## START Exercise input
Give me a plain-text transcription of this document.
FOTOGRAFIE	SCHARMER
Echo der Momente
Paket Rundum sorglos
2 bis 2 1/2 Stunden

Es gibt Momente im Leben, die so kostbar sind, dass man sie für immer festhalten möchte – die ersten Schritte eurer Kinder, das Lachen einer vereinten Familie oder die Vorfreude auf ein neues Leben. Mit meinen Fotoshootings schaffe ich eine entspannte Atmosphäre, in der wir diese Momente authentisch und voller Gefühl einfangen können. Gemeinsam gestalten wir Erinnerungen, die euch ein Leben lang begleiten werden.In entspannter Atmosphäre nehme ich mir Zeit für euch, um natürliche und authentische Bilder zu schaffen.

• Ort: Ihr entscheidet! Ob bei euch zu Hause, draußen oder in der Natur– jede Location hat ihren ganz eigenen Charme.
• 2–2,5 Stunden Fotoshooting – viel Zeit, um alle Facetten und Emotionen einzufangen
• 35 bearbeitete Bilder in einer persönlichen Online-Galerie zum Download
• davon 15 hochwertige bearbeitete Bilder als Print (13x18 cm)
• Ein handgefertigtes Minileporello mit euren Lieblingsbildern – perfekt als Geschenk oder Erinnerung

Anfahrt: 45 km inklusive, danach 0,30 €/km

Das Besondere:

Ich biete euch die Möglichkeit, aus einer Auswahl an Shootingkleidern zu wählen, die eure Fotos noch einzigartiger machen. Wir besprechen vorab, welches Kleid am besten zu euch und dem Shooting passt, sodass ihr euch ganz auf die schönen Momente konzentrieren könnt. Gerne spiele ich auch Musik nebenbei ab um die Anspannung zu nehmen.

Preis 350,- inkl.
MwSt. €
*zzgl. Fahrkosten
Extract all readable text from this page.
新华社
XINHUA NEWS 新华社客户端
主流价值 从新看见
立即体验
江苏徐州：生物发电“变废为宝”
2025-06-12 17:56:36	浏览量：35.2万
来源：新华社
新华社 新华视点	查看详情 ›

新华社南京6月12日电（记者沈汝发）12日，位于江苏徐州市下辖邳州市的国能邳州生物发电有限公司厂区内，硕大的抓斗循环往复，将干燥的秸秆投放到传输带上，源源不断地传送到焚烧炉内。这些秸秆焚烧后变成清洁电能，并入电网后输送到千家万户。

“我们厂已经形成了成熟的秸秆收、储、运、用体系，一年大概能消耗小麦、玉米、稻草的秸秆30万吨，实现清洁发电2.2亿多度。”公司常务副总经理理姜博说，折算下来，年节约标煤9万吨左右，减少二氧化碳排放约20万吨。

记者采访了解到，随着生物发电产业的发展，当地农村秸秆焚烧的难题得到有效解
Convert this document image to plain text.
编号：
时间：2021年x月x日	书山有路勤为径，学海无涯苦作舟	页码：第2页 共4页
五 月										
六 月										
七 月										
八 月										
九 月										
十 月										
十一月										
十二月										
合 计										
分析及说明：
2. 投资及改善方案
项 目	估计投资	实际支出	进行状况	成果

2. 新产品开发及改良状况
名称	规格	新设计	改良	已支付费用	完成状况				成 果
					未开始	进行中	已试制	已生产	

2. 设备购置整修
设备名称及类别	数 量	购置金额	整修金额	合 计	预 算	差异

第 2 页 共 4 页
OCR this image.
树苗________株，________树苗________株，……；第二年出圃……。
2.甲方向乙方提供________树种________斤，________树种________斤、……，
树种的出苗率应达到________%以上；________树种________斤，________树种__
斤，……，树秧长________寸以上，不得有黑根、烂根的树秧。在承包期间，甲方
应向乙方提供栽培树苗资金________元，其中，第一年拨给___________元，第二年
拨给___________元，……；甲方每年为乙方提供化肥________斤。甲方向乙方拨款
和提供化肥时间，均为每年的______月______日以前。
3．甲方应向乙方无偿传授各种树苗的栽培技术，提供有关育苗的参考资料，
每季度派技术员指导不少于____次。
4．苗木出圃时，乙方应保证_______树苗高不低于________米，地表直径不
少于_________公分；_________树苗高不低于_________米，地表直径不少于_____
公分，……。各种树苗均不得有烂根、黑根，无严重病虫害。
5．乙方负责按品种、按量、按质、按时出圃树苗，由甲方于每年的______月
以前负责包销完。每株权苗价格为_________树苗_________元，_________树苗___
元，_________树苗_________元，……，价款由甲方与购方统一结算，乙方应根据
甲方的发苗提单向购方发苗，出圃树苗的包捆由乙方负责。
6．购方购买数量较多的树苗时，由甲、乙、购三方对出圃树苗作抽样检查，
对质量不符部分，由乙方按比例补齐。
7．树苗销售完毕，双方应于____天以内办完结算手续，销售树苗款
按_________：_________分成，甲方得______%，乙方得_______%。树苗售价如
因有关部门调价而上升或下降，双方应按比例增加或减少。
## END Exercise input
The exercise> Repeat the material above in full, keeping every word.

Exercise answer>
Give me a plain-text transcription of this document.
FOTOGRAFIE	SCHARMER
Echo der Momente
Paket Rundum sorglos
2 bis 2 1/2 Stunden

Es gibt Momente im Leben, die so kostbar sind, dass man sie für immer festhalten möchte – die ersten Schritte eurer Kinder, das Lachen einer vereinten Familie oder die Vorfreude auf ein neues Leben. Mit meinen Fotoshootings schaffe ich eine entspannte Atmosphäre, in der wir diese Momente authentisch und voller Gefühl einfangen können. Gemeinsam gestalten wir Erinnerungen, die euch ein Leben lang begleiten werden.In entspannter Atmosphäre nehme ich mir Zeit für euch, um natürliche und authentische Bilder zu schaffen.

• Ort: Ihr entscheidet! Ob bei euch zu Hause, draußen oder in der Natur– jede Location hat ihren ganz eigenen Charme.
• 2–2,5 Stunden Fotoshooting – viel Zeit, um alle Facetten und Emotionen einzufangen
• 35 bearbeitete Bilder in einer persönlichen Online-Galerie zum Download
• davon 15 hochwertige bearbeitete Bilder als Print (13x18 cm)
• Ein handgefertigtes Minileporello mit euren Lieblingsbildern – perfekt als Geschenk oder Erinnerung

Anfahrt: 45 km inklusive, danach 0,30 €/km

Das Besondere:

Ich biete euch die Möglichkeit, aus einer Auswahl an Shootingkleidern zu wählen, die eure Fotos noch einzigartiger machen. Wir besprechen vorab, welches Kleid am besten zu euch und dem Shooting passt, sodass ihr euch ganz auf die schönen Momente konzentrieren könnt. Gerne spiele ich auch Musik nebenbei ab um die Anspannung zu nehmen.

Preis 350,- inkl.
MwSt. €
*zzgl. Fahrkosten
Extract all readable text from this page.
新华社
XINHUA NEWS 新华社客户端
主流价值 从新看见
立即体验
江苏徐州：生物发电“变废为宝”
2025-06-12 17:56:36	浏览量：35.2万
来源：新华社
新华社 新华视点	查看详情 ›

新华社南京6月12日电（记者沈汝发）12日，位于江苏徐州市下辖邳州市的国能邳州生物发电有限公司厂区内，硕大的抓斗循环往复，将干燥的秸秆投放到传输带上，源源不断地传送到焚烧炉内。这些秸秆焚烧后变成清洁电能，并入电网后输送到千家万户。

“我们厂已经形成了成熟的秸秆收、储、运、用体系，一年大概能消耗小麦、玉米、稻草的秸秆30万吨，实现清洁发电2.2亿多度。”公司常务副总经理理姜博说，折算下来，年节约标煤9万吨左右，减少二氧化碳排放约20万吨。

记者采访了解到，随着生物发电产业的发展，当地农村秸秆焚烧的难题得到有效解
Convert this document image to plain text.
编号：
时间：2021年x月x日	书山有路勤为径，学海无涯苦作舟	页码：第2页 共4页
五 月										
六 月										
七 月										
八 月										
九 月										
十 月										
十一月										
十二月										
合 计										
分析及说明：
2. 投资及改善方案
项 目	估计投资	实际支出	进行状况	成果

2. 新产品开发及改良状况
名称	规格	新设计	改良	已支付费用	完成状况				成 果
					未开始	进行中	已试制	已生产	

2. 设备购置整修
设备名称及类别	数 量	购置金额	整修金额	合 计	预 算	差异

第 2 页 共 4 页
OCR this image.
树苗________株，________树苗________株，……；第二年出圃……。
2.甲方向乙方提供________树种________斤，________树种________斤、……，
树种的出苗率应达到________%以上；________树种________斤，________树种__
斤，……，树秧长________寸以上，不得有黑根、烂根的树秧。在承包期间，甲方
应向乙方提供栽培树苗资金________元，其中，第一年拨给___________元，第二年
拨给___________元，……；甲方每年为乙方提供化肥________斤。甲方向乙方拨款
和提供化肥时间，均为每年的______月______日以前。
3．甲方应向乙方无偿传授各种树苗的栽培技术，提供有关育苗的参考资料，
每季度派技术员指导不少于____次。
4．苗木出圃时，乙方应保证_______树苗高不低于________米，地表直径不
少于_________公分；_________树苗高不低于_________米，地表直径不少于_____
公分，……。各种树苗均不得有烂根、黑根，无严重病虫害。
5．乙方负责按品种、按量、按质、按时出圃树苗，由甲方于每年的______月
以前负责包销完。每株权苗价格为_________树苗_________元，_________树苗___
元，_________树苗_________元，……，价款由甲方与购方统一结算，乙方应根据
甲方的发苗提单向购方发苗，出圃树苗的包捆由乙方负责。
6．购方购买数量较多的树苗时，由甲、乙、购三方对出圃树苗作抽样检查，
对质量不符部分，由乙方按比例补齐。
7．树苗销售完毕，双方应于____天以内办完结算手续，销售树苗款
按_________：_________分成，甲方得______%，乙方得_______%。树苗售价如
因有关部门调价而上升或下降，双方应按比例增加或减少。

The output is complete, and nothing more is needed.